Stored dataset items:
┏━━
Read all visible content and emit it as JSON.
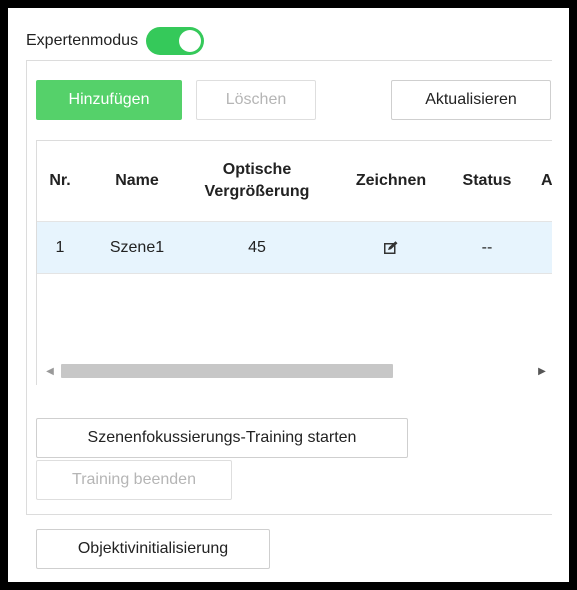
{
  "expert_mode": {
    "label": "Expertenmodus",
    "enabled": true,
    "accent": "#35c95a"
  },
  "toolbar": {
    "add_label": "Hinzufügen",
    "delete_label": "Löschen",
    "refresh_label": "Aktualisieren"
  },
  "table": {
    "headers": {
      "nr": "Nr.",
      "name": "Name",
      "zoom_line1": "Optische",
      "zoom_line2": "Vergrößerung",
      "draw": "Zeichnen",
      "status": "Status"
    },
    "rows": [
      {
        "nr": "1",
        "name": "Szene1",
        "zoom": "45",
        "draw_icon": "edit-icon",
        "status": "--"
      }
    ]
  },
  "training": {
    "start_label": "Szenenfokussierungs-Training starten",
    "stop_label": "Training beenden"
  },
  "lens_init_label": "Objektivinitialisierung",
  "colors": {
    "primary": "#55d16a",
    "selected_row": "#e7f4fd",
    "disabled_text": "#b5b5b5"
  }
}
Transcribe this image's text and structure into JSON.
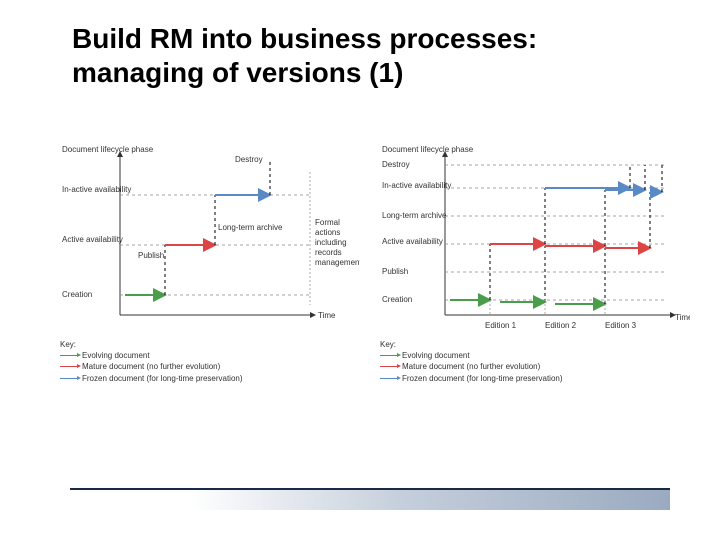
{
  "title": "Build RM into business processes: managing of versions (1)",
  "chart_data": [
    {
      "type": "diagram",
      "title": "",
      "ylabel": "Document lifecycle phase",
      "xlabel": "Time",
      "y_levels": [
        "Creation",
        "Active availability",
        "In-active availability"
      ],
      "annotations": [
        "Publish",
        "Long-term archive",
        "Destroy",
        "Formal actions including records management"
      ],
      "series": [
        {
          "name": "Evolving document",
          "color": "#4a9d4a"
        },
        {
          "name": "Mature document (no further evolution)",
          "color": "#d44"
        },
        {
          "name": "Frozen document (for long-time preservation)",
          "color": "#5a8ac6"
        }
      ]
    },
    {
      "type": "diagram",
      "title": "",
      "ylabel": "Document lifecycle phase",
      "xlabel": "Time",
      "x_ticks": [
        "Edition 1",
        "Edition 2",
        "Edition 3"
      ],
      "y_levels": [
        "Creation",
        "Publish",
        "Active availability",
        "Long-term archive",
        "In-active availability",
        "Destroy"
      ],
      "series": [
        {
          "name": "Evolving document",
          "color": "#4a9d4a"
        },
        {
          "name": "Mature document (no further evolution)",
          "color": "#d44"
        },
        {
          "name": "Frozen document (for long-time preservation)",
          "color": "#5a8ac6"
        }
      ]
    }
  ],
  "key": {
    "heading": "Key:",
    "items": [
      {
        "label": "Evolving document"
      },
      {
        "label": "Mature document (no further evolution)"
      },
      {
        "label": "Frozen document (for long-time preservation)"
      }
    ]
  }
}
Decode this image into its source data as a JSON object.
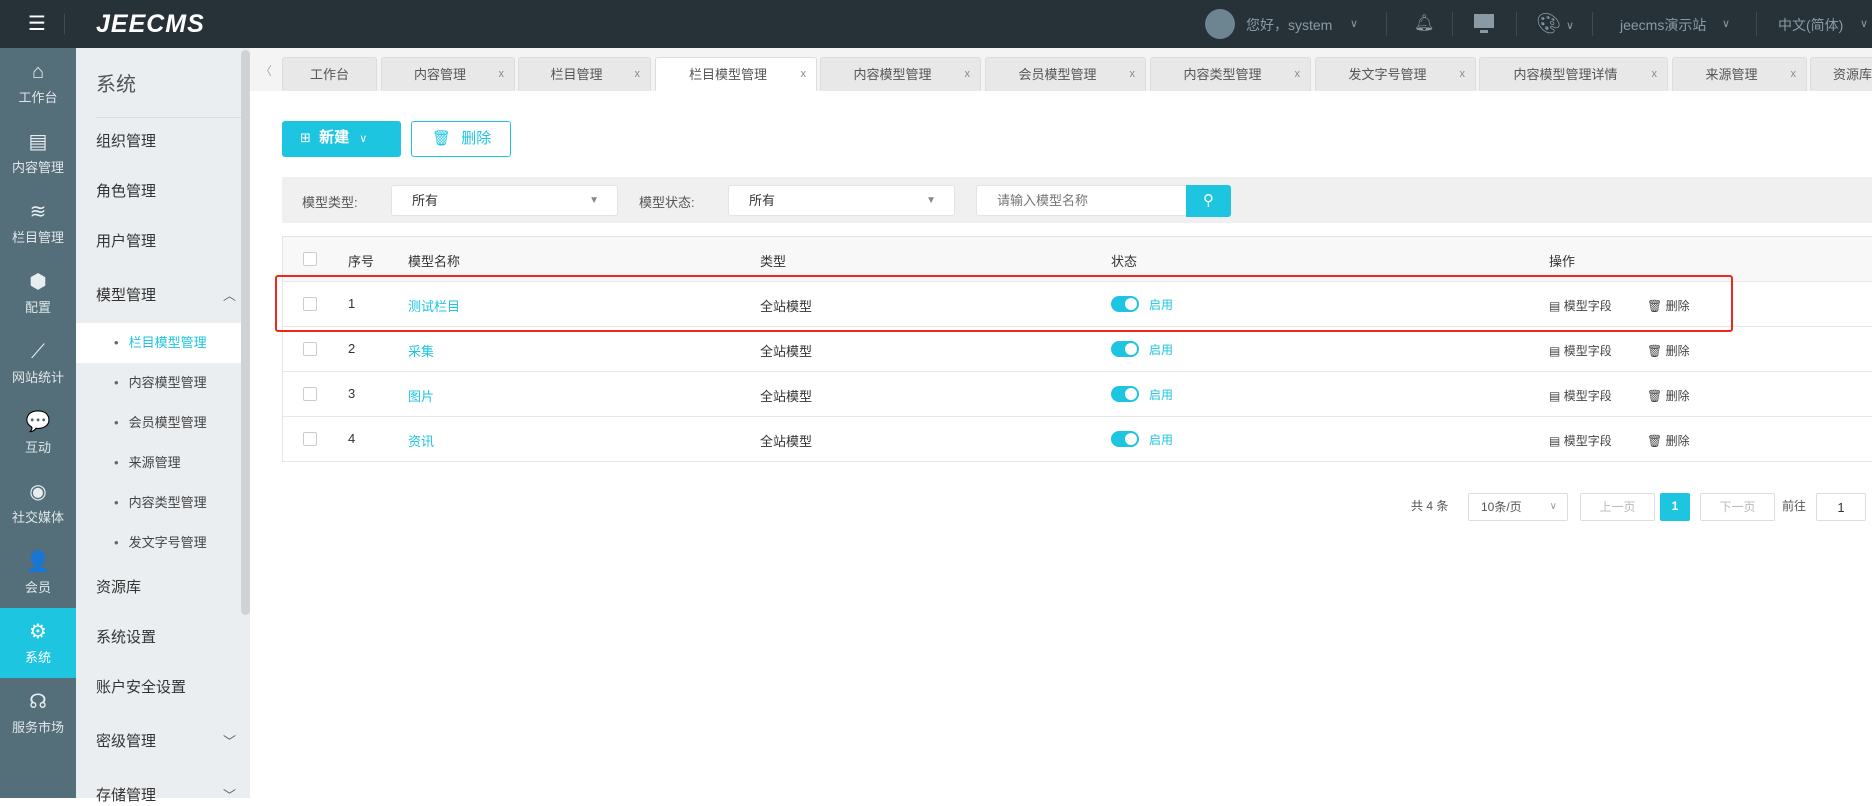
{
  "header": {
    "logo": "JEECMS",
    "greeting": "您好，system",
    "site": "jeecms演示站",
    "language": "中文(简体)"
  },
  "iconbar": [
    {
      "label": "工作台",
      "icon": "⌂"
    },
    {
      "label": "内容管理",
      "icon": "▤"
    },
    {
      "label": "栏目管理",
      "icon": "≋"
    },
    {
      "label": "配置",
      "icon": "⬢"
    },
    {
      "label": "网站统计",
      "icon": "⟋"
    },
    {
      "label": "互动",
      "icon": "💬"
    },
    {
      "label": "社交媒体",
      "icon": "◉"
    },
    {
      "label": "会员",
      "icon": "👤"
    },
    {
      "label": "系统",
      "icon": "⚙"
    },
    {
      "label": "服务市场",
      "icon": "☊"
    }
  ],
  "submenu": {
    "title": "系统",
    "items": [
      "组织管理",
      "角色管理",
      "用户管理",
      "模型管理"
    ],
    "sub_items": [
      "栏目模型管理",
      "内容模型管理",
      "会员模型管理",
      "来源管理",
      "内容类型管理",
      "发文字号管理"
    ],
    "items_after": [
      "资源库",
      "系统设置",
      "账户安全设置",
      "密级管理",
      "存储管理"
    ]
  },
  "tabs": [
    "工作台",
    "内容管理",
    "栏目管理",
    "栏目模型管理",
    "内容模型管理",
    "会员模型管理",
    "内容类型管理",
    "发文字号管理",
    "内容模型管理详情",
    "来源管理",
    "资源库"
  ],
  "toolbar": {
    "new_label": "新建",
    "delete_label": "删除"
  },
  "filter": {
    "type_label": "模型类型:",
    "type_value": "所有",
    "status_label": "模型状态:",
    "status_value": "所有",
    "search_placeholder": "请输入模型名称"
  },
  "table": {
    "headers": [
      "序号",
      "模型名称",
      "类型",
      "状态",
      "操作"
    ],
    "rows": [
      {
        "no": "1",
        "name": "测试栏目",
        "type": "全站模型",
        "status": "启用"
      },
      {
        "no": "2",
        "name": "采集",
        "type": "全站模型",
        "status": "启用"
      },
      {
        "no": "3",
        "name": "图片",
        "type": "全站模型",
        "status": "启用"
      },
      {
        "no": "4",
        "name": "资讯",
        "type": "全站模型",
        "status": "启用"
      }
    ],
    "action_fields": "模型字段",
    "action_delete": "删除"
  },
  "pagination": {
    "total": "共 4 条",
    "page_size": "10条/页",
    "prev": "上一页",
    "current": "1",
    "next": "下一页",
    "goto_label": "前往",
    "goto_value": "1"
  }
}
┗━━
## Your objective
Extract all lines from the data in which "availability" is found.

## Exercise result
        "Active availability",
        "In-active availability"
        "Active availability",
        "In-active availability",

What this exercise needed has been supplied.